_Data shown_:
********

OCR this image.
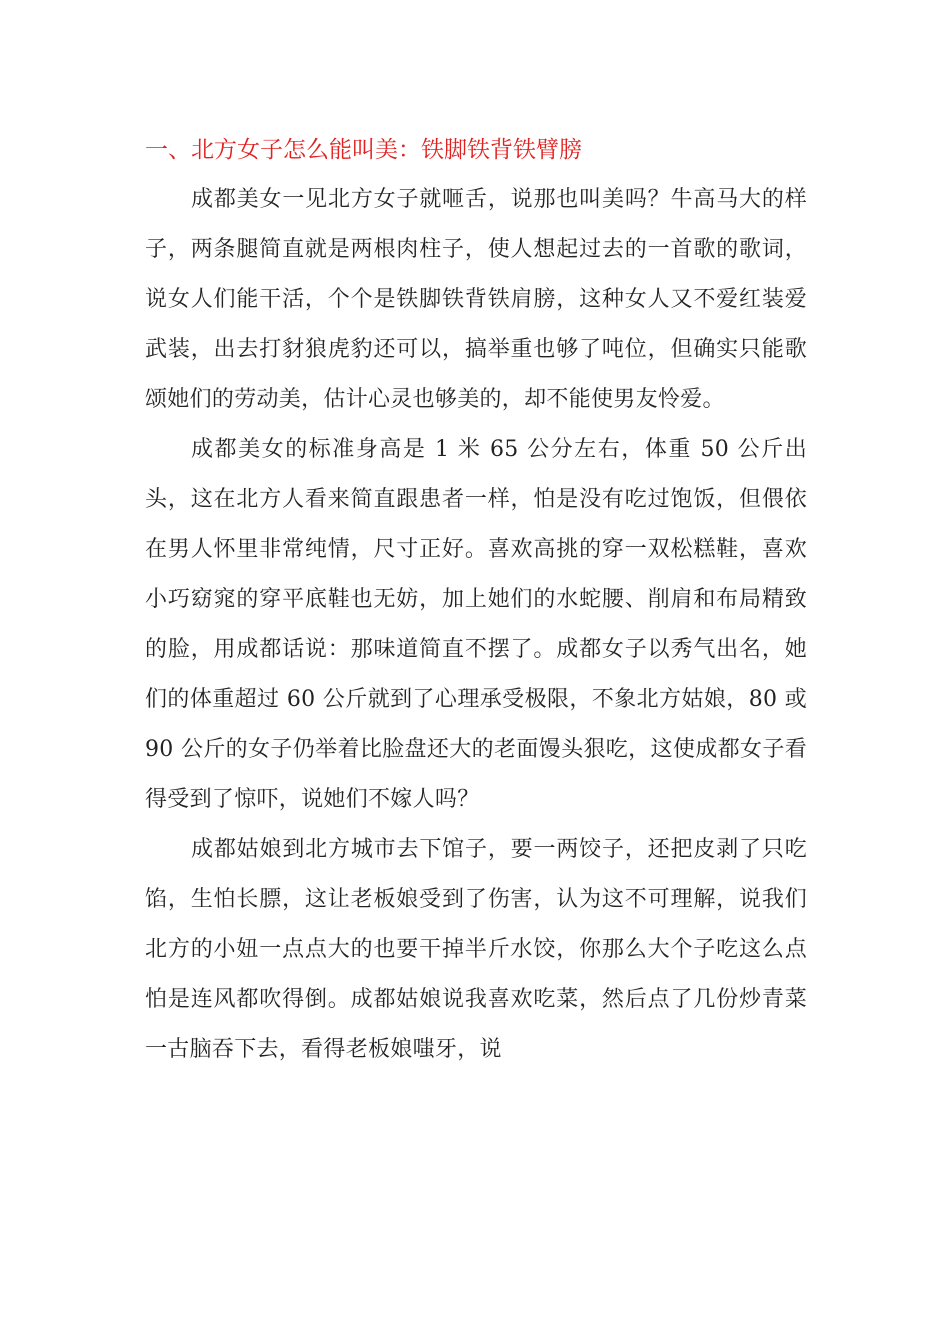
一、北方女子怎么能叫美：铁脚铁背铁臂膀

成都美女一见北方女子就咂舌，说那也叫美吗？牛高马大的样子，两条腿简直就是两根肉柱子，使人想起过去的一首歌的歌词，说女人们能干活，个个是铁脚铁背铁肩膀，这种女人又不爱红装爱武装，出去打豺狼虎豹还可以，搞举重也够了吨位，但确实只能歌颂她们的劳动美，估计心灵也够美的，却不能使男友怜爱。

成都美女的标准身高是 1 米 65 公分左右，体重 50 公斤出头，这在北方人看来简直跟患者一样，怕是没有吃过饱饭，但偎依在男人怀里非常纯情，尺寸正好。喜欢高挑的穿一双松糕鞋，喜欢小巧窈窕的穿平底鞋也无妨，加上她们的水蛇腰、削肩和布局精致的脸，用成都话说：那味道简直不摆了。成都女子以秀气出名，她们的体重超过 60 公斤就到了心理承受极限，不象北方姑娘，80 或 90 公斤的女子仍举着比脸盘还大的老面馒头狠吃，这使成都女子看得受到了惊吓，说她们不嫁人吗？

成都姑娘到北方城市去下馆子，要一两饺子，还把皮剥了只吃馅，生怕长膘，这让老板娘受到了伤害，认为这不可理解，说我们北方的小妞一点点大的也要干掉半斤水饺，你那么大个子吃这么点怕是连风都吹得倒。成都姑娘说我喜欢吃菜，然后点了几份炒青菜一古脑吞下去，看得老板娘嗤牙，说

********

_Exercise instructions_:
Keep the pictures out of the copy and return the rest of the data above exactly.

_In response_:
OCR this image.
一、北方女子怎么能叫美：铁脚铁背铁臂膀

成都美女一见北方女子就咂舌，说那也叫美吗？牛高马大的样子，两条腿简直就是两根肉柱子，使人想起过去的一首歌的歌词，说女人们能干活，个个是铁脚铁背铁肩膀，这种女人又不爱红装爱武装，出去打豺狼虎豹还可以，搞举重也够了吨位，但确实只能歌颂她们的劳动美，估计心灵也够美的，却不能使男友怜爱。

成都美女的标准身高是 1 米 65 公分左右，体重 50 公斤出头，这在北方人看来简直跟患者一样，怕是没有吃过饱饭，但偎依在男人怀里非常纯情，尺寸正好。喜欢高挑的穿一双松糕鞋，喜欢小巧窈窕的穿平底鞋也无妨，加上她们的水蛇腰、削肩和布局精致的脸，用成都话说：那味道简直不摆了。成都女子以秀气出名，她们的体重超过 60 公斤就到了心理承受极限，不象北方姑娘，80 或 90 公斤的女子仍举着比脸盘还大的老面馒头狠吃，这使成都女子看得受到了惊吓，说她们不嫁人吗？

成都姑娘到北方城市去下馆子，要一两饺子，还把皮剥了只吃馅，生怕长膘，这让老板娘受到了伤害，认为这不可理解，说我们北方的小妞一点点大的也要干掉半斤水饺，你那么大个子吃这么点怕是连风都吹得倒。成都姑娘说我喜欢吃菜，然后点了几份炒青菜一古脑吞下去，看得老板娘嗤牙，说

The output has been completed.